**Task description:** Extract, from the records beneath this instruction, each line that contains the word "Familie".
----- Extracted material
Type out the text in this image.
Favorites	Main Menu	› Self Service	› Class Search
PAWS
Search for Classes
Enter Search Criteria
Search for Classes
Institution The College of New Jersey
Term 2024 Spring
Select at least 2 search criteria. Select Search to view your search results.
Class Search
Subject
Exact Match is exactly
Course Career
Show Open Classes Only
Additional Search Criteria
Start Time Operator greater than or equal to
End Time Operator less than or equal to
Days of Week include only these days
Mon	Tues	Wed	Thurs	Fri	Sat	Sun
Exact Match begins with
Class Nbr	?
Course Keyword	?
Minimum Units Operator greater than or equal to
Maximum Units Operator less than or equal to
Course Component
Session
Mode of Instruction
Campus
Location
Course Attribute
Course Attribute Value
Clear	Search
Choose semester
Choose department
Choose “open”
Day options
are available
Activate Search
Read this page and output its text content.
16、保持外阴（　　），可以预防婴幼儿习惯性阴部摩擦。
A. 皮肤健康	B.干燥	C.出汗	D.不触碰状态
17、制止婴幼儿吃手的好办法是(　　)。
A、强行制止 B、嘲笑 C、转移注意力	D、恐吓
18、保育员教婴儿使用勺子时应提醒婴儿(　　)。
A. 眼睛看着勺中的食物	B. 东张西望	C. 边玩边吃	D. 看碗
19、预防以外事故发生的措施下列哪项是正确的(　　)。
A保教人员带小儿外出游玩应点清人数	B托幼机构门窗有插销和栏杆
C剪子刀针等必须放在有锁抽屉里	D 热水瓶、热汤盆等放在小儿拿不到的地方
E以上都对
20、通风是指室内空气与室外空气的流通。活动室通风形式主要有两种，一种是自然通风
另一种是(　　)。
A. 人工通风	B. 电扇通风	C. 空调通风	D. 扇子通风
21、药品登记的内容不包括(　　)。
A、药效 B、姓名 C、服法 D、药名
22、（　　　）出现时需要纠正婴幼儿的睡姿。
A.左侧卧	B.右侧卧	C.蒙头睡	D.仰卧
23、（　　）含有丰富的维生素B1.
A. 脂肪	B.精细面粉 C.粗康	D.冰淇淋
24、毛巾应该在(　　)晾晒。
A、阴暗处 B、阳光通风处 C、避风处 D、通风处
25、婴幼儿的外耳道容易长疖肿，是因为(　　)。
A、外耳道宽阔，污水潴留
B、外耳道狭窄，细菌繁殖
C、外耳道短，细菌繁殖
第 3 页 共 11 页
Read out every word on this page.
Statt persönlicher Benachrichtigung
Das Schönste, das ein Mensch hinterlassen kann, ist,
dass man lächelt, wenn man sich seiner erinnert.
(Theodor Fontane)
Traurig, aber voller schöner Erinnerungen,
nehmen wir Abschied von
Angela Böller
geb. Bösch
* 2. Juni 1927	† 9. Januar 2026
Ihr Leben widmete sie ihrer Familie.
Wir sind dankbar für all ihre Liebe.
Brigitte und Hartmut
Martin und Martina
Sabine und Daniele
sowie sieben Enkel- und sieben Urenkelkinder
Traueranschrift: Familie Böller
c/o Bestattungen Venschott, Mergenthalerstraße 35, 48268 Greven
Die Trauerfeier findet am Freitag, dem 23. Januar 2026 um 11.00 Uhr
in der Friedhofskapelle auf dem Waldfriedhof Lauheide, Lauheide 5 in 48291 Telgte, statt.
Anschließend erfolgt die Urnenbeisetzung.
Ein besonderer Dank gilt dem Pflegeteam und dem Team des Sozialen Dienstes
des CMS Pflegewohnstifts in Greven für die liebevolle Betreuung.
----------
**Solution to the problem:**
Ihr Leben widmete sie ihrer Familie.
Traueranschrift: Familie Böller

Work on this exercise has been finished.